■ GIVEN PROBLEM ■
Report every line from the material that contains the word "text".
══════════════════════════════
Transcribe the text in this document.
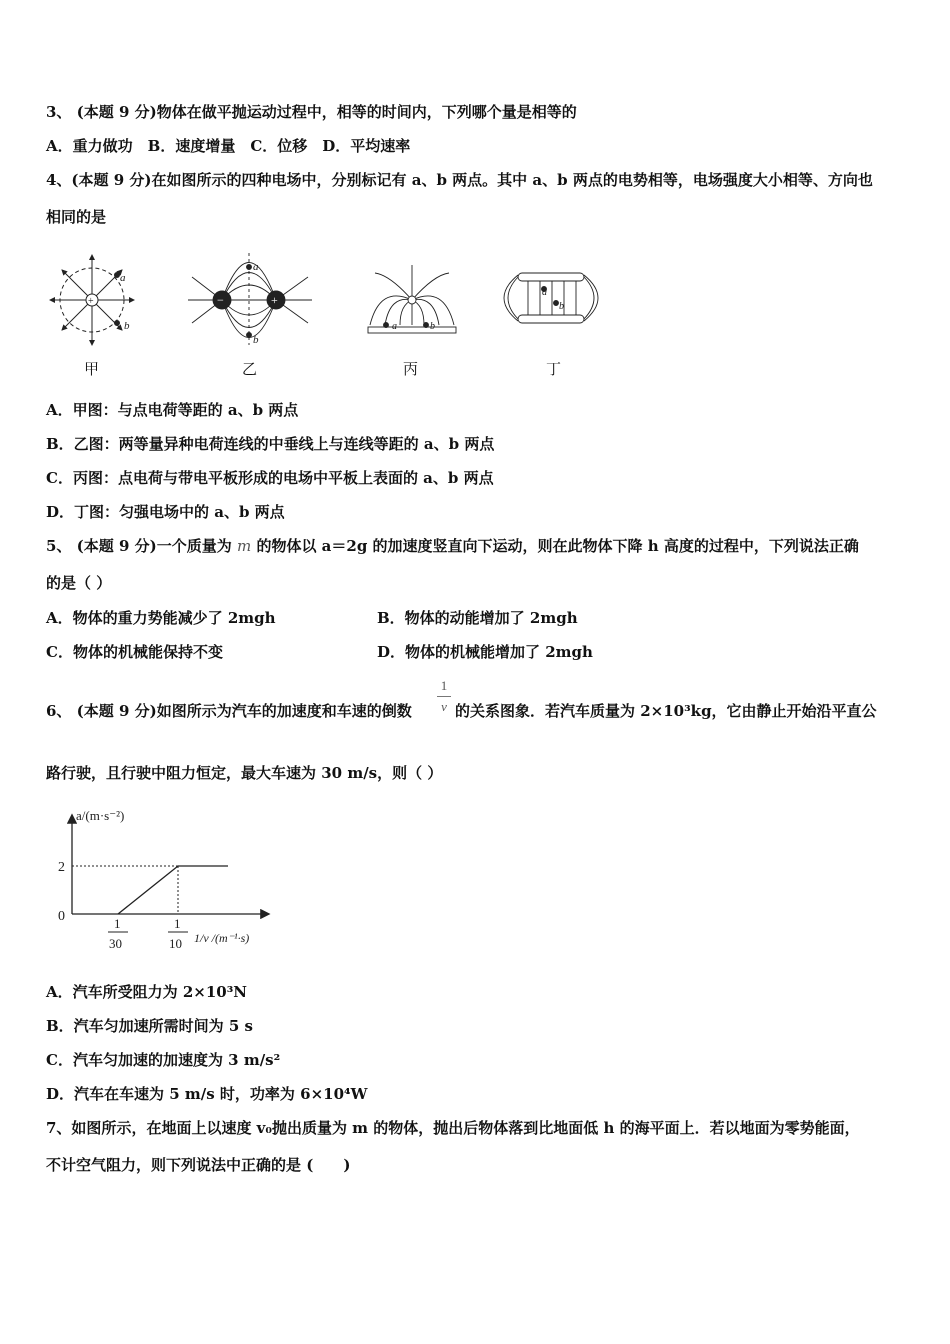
3、 (本题 9 分)物体在做平抛运动过程中，相等的时间内，下列哪个量是相等的
A．重力做功　B．速度增量　C．位移　D．平均速率
4、(本题 9 分)在如图所示的四种电场中，分别标记有 a、b 两点。其中 a、b 两点的电势相等，电场强度大小相等、方向也
相同的是
+
a
b
−	+
a
b
a	b
a
b
甲	乙	丙	丁
A．甲图：与点电荷等距的 a、b 两点
B．乙图：两等量异种电荷连线的中垂线上与连线等距的 a、b 两点
C．丙图：点电荷与带电平板形成的电场中平板上表面的 a、b 两点
D．丁图：匀强电场中的 a、b 两点
5、 (本题 9 分)一个质量为 m 的物体以 a＝2g 的加速度竖直向下运动，则在此物体下降 h 高度的过程中，下列说法正确
的是（ ）
A．物体的重力势能减少了 2mgh	B．物体的动能增加了 2mgh
C．物体的机械能保持不变	D．物体的机械能增加了 2mgh
6、 (本题 9 分)如图所示为汽车的加速度和车速的倒数
1
v 的关系图象．若汽车质量为 2×10³kg，它由静止开始沿平直公
路行驶，且行驶中阻力恒定，最大车速为 30 m/s，则（ ）
a/(m·s⁻²)
2
0	1
30
1
10 1/v /(m⁻¹·s)
A．汽车所受阻力为 2×10³N
B．汽车匀加速所需时间为 5 s
C．汽车匀加速的加速度为 3 m/s²
D．汽车在车速为 5 m/s 时，功率为 6×10⁴W
7、如图所示，在地面上以速度 v₀抛出质量为 m 的物体，抛出后物体落到比地面低 h 的海平面上．若以地面为零势能面，
不计空气阻力，则下列说法中正确的是 (　　)
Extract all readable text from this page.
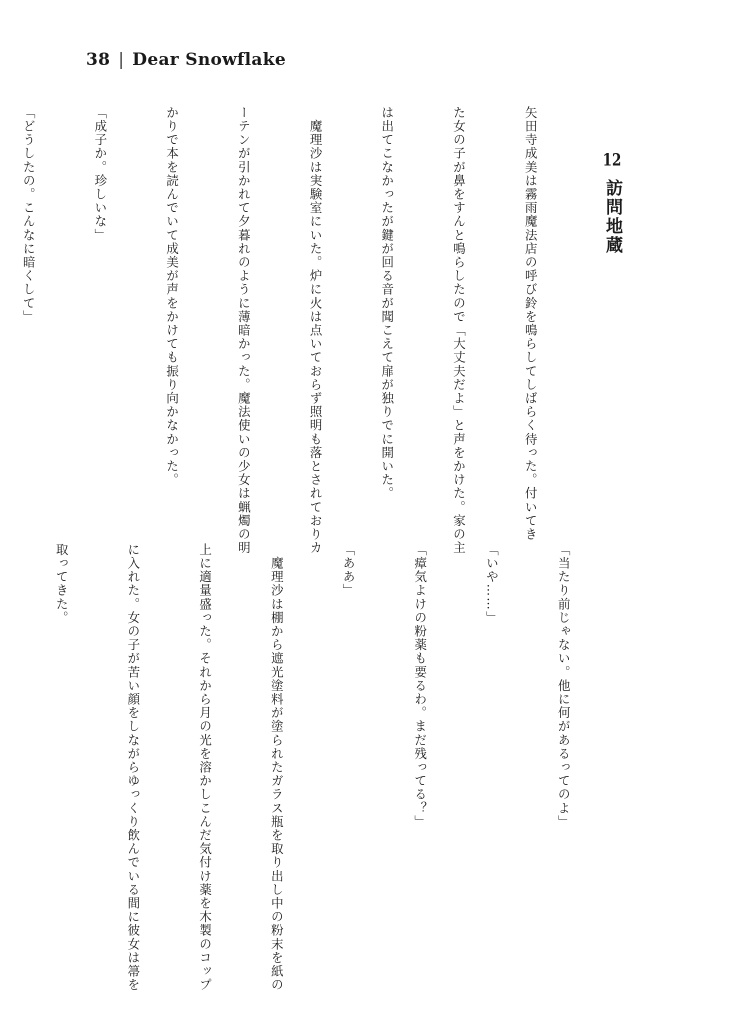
38 | Dear Snowflake
12訪問地蔵

矢田寺成美は霧雨魔法店の呼び鈴を鳴らしてしばらく待った。付いてき

た女の子が鼻をすんと鳴らしたので「大丈夫だよ」と声をかけた。家の主

は出てこなかったが鍵が回る音が聞こえて扉が独りでに開いた。

　魔理沙は実験室にいた。炉に火は点いておらず照明も落とされておりカ

ーテンが引かれて夕暮れのように薄暗かった。魔法使いの少女は蝋燭の明

かりで本を読んでいて成美が声をかけても振り向かなかった。

「成子か。珍しいな」

「どうしたの。こんなに暗くして」

「当たり前じゃない。他に何があるってのよ」

「いや……」

「瘴気よけの粉薬も要るわ。まだ残ってる？」

「ああ」

　魔理沙は棚から遮光塗料が塗られたガラス瓶を取り出し中の粉末を紙の

上に適量盛った。それから月の光を溶かしこんだ気付け薬を木製のコップ

に入れた。女の子が苦い顔をしながらゆっくり飲んでいる間に彼女は箒を

取ってきた。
══════════════════════════════
■ PROBLEM SOLUTION ■
Transcribe the text in this document.
Extract all readable text from this page.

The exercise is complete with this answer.